◆ Records for the exercise

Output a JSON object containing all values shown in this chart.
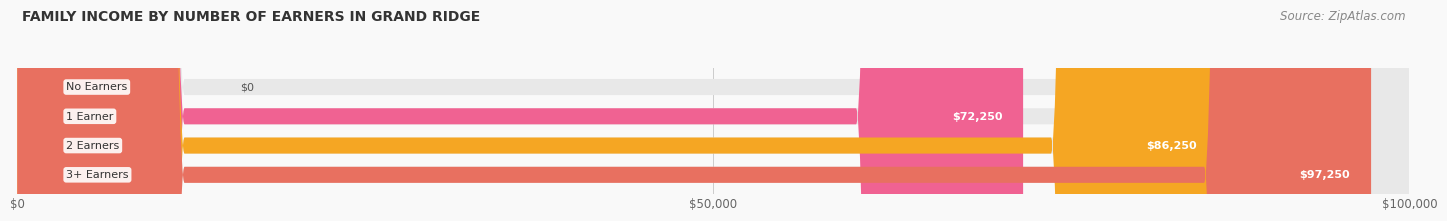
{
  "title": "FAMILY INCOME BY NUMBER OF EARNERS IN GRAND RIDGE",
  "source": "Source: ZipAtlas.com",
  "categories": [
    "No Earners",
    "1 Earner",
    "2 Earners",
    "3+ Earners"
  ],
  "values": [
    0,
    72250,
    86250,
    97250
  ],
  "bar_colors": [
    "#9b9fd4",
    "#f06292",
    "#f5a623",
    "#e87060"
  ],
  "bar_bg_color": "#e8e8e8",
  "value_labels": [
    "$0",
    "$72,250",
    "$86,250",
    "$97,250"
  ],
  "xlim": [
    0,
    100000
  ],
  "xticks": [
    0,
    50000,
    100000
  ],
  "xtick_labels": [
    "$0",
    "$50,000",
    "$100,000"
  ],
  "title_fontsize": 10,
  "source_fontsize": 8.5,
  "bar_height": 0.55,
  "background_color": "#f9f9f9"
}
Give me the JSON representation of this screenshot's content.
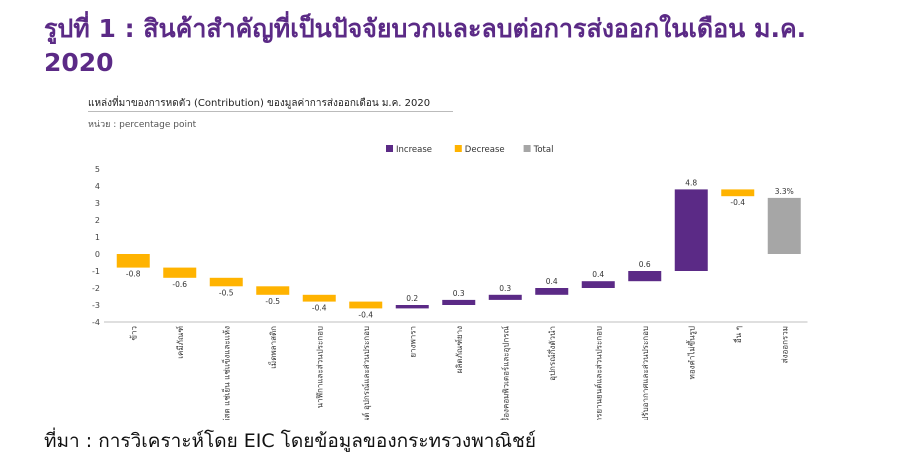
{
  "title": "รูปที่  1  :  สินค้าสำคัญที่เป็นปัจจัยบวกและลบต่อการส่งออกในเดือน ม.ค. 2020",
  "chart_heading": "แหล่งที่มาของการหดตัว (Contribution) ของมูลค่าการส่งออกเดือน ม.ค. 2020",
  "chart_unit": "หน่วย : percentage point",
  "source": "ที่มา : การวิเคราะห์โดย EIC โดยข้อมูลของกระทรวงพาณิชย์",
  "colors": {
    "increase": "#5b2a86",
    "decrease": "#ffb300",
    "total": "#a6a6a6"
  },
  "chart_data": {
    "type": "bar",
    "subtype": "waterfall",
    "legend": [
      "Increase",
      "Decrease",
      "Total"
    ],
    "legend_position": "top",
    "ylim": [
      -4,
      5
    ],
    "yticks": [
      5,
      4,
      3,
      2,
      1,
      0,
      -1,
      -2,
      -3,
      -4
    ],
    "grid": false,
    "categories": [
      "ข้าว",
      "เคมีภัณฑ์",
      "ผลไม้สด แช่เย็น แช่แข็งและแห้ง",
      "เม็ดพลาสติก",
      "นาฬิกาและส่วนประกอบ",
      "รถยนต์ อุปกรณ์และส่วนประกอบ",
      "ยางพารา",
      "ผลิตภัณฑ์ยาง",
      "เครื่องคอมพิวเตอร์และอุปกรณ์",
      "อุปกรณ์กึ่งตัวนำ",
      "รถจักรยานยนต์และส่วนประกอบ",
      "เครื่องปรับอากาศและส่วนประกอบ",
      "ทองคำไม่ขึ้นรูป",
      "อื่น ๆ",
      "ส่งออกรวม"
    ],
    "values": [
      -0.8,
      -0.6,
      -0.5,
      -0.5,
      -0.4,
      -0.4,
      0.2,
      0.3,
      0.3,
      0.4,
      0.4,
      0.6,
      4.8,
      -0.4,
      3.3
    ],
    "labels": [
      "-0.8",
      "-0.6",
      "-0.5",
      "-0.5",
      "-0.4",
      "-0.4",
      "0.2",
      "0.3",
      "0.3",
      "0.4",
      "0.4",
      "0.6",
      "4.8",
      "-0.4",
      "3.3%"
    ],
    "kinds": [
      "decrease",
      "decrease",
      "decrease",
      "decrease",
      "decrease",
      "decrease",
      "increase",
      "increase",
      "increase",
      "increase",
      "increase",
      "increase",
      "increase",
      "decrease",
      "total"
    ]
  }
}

...

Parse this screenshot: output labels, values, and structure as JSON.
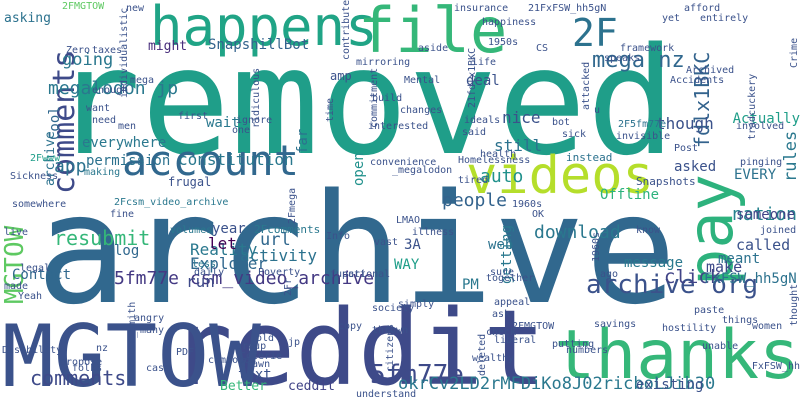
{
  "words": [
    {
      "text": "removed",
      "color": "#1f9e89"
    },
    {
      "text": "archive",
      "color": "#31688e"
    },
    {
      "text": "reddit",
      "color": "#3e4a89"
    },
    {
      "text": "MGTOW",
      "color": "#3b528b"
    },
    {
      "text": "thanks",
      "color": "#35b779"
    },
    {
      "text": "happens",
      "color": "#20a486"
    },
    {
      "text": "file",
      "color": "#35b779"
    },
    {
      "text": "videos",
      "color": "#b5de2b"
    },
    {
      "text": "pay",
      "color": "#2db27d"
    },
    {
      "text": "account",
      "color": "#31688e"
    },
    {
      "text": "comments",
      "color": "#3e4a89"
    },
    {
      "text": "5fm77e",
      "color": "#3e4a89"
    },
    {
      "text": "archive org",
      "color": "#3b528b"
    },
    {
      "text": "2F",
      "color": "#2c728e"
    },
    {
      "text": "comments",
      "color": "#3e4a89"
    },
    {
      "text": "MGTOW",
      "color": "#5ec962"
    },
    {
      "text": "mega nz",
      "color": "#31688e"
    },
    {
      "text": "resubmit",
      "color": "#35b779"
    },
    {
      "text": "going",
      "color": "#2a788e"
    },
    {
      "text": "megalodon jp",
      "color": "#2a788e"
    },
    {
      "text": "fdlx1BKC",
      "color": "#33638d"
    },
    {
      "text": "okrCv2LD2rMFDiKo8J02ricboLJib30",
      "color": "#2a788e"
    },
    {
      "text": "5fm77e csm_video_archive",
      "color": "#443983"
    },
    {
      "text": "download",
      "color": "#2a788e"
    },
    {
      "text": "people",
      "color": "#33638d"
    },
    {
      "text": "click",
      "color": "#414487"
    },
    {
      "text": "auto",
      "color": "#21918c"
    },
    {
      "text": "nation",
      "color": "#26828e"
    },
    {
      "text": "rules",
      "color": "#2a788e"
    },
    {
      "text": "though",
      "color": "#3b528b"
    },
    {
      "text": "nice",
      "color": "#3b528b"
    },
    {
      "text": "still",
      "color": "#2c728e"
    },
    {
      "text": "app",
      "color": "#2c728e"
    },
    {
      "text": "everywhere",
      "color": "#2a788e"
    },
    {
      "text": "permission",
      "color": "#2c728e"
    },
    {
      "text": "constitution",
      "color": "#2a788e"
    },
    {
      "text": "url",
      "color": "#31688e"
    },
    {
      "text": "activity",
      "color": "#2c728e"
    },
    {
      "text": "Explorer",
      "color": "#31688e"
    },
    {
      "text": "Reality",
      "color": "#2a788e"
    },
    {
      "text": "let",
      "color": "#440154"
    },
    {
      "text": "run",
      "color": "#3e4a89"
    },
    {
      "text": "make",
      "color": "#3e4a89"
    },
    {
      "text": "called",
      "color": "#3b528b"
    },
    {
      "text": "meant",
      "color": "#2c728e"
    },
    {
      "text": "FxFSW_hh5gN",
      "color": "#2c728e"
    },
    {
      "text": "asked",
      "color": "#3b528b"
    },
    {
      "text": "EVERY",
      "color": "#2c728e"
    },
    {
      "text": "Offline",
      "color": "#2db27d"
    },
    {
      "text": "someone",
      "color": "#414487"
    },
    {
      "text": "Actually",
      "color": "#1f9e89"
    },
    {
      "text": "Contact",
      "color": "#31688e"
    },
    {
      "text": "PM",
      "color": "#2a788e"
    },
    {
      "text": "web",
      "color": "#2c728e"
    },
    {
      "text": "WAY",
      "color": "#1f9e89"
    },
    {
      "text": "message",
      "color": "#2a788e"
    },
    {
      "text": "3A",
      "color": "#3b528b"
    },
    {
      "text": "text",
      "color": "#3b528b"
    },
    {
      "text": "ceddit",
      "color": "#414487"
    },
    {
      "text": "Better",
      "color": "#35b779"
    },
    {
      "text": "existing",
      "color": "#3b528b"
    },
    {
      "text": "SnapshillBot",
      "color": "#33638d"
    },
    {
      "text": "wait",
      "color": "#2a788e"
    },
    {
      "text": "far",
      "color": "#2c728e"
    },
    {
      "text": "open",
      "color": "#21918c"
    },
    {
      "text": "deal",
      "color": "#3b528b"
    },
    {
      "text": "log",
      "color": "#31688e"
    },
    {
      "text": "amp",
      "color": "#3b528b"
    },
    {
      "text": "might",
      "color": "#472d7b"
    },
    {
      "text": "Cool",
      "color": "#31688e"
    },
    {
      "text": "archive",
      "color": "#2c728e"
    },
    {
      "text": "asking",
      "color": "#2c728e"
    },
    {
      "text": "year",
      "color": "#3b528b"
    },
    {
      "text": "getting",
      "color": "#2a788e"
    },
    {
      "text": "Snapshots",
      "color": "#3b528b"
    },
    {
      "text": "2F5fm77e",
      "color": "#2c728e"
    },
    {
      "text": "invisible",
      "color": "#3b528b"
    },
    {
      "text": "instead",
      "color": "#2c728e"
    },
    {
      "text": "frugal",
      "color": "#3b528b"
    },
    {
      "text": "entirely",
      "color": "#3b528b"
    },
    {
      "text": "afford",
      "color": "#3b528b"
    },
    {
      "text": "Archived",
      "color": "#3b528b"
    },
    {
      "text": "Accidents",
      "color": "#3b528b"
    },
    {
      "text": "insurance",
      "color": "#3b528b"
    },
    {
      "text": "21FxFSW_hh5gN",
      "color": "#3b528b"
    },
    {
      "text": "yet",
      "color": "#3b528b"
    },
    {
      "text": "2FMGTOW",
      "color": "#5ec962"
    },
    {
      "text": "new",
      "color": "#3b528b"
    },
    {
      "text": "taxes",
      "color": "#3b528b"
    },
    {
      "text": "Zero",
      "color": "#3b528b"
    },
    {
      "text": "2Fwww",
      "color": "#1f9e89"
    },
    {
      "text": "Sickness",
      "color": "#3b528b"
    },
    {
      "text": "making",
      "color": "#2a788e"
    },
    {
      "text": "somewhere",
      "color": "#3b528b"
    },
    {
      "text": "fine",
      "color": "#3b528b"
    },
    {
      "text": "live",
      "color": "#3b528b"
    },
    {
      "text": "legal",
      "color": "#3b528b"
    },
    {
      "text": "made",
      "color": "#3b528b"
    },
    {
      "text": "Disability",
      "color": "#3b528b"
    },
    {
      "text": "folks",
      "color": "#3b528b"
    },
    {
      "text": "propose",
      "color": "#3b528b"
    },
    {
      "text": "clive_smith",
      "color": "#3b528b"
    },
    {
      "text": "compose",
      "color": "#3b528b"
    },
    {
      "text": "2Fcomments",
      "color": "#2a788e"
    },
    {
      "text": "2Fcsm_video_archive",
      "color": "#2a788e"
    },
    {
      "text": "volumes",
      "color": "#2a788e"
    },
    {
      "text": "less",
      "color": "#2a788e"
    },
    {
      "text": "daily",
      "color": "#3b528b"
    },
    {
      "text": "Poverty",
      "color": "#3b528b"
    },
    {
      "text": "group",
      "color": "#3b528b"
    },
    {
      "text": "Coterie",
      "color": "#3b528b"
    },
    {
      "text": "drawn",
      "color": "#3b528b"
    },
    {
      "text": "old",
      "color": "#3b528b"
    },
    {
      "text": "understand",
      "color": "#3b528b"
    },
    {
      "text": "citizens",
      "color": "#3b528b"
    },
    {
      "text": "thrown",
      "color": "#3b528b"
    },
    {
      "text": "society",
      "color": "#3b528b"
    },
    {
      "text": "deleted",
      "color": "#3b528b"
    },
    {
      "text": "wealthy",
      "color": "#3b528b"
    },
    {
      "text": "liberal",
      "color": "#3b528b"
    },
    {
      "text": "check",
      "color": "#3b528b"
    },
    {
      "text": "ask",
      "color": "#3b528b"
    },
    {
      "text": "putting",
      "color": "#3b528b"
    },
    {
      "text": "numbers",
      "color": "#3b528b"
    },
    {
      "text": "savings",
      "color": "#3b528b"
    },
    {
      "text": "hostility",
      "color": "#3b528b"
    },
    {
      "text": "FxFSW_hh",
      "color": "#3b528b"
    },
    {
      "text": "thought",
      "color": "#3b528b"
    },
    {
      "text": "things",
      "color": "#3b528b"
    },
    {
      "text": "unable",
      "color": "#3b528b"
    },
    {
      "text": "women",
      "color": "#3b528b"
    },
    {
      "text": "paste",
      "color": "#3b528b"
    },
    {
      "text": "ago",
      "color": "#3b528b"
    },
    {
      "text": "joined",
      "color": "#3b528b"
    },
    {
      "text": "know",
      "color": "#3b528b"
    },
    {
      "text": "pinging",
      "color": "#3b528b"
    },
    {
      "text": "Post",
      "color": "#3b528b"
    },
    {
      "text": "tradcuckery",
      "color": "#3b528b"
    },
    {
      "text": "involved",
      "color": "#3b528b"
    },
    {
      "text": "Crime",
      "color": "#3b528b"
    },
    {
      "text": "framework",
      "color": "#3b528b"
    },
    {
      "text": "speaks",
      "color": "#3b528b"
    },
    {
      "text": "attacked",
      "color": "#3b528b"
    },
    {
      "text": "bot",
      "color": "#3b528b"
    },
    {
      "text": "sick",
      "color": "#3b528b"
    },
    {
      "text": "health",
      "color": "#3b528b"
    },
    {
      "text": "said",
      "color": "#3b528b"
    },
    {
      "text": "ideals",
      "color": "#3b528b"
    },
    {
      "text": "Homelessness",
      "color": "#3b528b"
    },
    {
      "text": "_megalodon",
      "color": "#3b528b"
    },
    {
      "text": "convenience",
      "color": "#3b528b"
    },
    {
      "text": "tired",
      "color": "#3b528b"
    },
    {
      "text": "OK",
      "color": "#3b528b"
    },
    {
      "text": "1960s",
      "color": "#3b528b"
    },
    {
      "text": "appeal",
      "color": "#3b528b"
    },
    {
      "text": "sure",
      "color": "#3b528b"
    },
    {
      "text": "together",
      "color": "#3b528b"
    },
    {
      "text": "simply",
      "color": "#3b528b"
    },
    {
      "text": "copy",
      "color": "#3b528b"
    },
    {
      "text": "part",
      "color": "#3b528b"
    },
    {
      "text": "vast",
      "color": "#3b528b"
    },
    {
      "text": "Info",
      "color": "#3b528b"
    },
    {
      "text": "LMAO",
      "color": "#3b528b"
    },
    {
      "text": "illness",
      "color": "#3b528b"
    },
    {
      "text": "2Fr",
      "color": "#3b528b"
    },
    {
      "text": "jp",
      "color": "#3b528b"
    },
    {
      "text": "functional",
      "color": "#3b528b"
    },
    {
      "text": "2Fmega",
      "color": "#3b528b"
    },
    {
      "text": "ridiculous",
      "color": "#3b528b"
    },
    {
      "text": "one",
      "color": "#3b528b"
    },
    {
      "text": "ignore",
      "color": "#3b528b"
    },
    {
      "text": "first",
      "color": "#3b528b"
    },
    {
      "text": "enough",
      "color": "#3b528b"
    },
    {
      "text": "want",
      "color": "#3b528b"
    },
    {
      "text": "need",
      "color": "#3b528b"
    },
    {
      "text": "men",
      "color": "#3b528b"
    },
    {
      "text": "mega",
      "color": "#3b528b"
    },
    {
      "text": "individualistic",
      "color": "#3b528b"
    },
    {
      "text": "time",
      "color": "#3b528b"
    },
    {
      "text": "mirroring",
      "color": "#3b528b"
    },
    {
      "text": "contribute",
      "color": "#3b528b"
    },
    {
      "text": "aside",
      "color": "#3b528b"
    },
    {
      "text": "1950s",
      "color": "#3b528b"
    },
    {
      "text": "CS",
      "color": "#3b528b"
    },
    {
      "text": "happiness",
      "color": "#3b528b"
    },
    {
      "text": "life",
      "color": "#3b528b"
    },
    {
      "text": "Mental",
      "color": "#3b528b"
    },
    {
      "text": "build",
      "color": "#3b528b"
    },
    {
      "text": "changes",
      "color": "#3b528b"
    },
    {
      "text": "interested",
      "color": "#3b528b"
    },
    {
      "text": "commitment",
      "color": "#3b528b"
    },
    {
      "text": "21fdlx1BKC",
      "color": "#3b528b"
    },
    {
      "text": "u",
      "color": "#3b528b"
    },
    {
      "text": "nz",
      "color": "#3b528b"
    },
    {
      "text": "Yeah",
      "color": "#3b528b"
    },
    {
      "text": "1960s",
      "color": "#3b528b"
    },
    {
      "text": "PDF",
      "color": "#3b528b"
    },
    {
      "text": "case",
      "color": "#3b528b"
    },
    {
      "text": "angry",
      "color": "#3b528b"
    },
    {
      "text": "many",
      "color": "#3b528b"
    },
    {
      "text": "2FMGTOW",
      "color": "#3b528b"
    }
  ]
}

--

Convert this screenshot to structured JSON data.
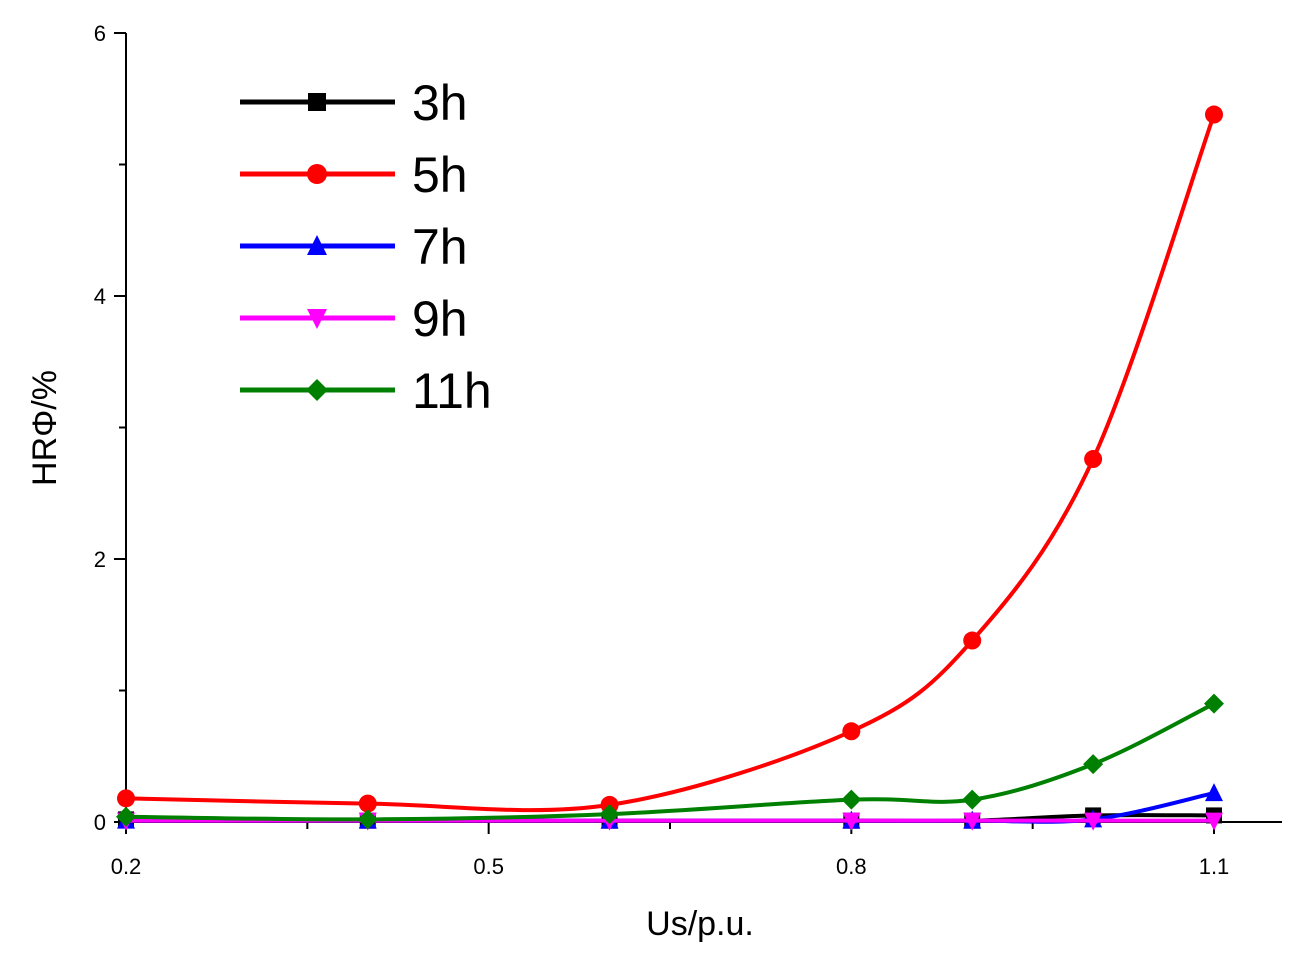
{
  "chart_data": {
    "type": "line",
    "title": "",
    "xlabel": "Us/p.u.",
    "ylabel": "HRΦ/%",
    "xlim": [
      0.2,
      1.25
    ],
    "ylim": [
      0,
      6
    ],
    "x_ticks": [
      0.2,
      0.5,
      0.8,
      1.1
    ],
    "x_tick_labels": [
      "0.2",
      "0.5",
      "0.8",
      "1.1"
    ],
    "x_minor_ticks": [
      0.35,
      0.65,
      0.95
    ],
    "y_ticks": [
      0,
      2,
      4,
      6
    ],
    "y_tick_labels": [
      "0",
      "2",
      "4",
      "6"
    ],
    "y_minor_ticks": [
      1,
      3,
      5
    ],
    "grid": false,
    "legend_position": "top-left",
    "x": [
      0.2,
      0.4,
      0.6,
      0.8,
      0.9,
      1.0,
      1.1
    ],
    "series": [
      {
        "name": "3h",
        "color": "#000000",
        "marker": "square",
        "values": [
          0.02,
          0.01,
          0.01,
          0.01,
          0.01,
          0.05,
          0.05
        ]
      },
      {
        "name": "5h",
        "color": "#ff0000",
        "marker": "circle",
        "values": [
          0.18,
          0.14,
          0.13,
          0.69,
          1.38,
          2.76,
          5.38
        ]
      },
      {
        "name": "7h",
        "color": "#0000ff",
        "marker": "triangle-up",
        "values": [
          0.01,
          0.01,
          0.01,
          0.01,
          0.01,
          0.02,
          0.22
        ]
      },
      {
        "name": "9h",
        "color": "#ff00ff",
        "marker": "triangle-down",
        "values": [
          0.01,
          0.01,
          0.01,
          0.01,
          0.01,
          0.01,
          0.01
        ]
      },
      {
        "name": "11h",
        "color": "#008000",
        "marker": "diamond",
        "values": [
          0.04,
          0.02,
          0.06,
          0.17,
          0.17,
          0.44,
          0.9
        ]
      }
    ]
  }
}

◆ What to do
Each line that has the word "triangle" should be copied.

◆ Finished answer
        "marker": "triangle-up",
        "marker": "triangle-down",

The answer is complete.